**TASK TO COMPLETE**
Reproduce the listing exactly and skip over any pictures.
=== RECORDS FOR THE EXERCISE ===
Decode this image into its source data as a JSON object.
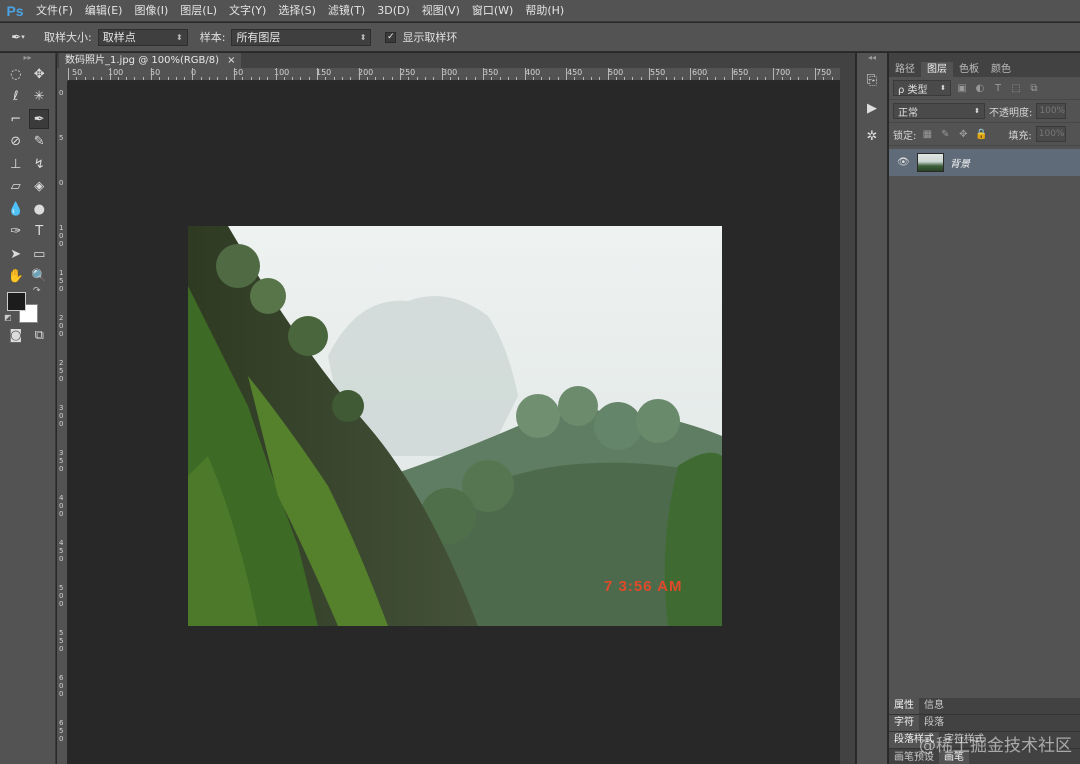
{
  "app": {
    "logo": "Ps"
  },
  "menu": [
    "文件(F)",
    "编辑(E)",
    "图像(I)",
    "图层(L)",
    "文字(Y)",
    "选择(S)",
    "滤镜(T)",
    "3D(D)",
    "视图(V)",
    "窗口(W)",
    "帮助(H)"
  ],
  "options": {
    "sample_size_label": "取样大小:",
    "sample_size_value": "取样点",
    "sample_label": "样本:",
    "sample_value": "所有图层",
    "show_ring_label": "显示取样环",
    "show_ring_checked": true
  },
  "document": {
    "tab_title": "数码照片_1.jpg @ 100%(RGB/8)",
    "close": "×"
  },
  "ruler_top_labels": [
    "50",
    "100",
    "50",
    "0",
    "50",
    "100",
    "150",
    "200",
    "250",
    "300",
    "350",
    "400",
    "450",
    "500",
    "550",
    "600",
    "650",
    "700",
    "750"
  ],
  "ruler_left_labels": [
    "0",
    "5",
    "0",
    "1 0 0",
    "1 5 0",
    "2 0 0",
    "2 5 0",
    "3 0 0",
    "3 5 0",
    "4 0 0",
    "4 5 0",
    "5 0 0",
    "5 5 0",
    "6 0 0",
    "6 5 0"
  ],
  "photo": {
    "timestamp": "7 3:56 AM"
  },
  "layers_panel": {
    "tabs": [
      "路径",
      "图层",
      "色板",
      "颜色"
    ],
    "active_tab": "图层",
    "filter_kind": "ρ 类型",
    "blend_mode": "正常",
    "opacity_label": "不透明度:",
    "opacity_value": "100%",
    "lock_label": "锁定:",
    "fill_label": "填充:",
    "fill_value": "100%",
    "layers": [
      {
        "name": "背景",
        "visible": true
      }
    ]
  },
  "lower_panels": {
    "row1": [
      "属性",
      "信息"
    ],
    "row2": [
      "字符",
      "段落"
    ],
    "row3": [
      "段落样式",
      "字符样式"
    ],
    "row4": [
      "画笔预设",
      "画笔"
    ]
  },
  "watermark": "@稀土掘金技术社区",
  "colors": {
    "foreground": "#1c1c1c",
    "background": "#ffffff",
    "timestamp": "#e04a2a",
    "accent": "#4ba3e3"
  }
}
===
**SOLUTION FOR THIS EXERCISE**
Decode this image into its source data as a JSON object.
{
  "app": {
    "logo": "Ps"
  },
  "menu": [
    "文件(F)",
    "编辑(E)",
    "图像(I)",
    "图层(L)",
    "文字(Y)",
    "选择(S)",
    "滤镜(T)",
    "3D(D)",
    "视图(V)",
    "窗口(W)",
    "帮助(H)"
  ],
  "options": {
    "sample_size_label": "取样大小:",
    "sample_size_value": "取样点",
    "sample_label": "样本:",
    "sample_value": "所有图层",
    "show_ring_label": "显示取样环",
    "show_ring_checked": true
  },
  "document": {
    "tab_title": "数码照片_1.jpg @ 100%(RGB/8)",
    "close": "×"
  },
  "ruler_top_labels": [
    "50",
    "100",
    "50",
    "0",
    "50",
    "100",
    "150",
    "200",
    "250",
    "300",
    "350",
    "400",
    "450",
    "500",
    "550",
    "600",
    "650",
    "700",
    "750"
  ],
  "ruler_left_labels": [
    "0",
    "5",
    "0",
    "1 0 0",
    "1 5 0",
    "2 0 0",
    "2 5 0",
    "3 0 0",
    "3 5 0",
    "4 0 0",
    "4 5 0",
    "5 0 0",
    "5 5 0",
    "6 0 0",
    "6 5 0"
  ],
  "photo": {
    "timestamp": "7 3:56 AM"
  },
  "layers_panel": {
    "tabs": [
      "路径",
      "图层",
      "色板",
      "颜色"
    ],
    "active_tab": "图层",
    "filter_kind": "ρ 类型",
    "blend_mode": "正常",
    "opacity_label": "不透明度:",
    "opacity_value": "100%",
    "lock_label": "锁定:",
    "fill_label": "填充:",
    "fill_value": "100%",
    "layers": [
      {
        "name": "背景",
        "visible": true
      }
    ]
  },
  "lower_panels": {
    "row1": [
      "属性",
      "信息"
    ],
    "row2": [
      "字符",
      "段落"
    ],
    "row3": [
      "段落样式",
      "字符样式"
    ],
    "row4": [
      "画笔预设",
      "画笔"
    ]
  },
  "watermark": "@稀土掘金技术社区",
  "colors": {
    "foreground": "#1c1c1c",
    "background": "#ffffff",
    "timestamp": "#e04a2a",
    "accent": "#4ba3e3"
  }
}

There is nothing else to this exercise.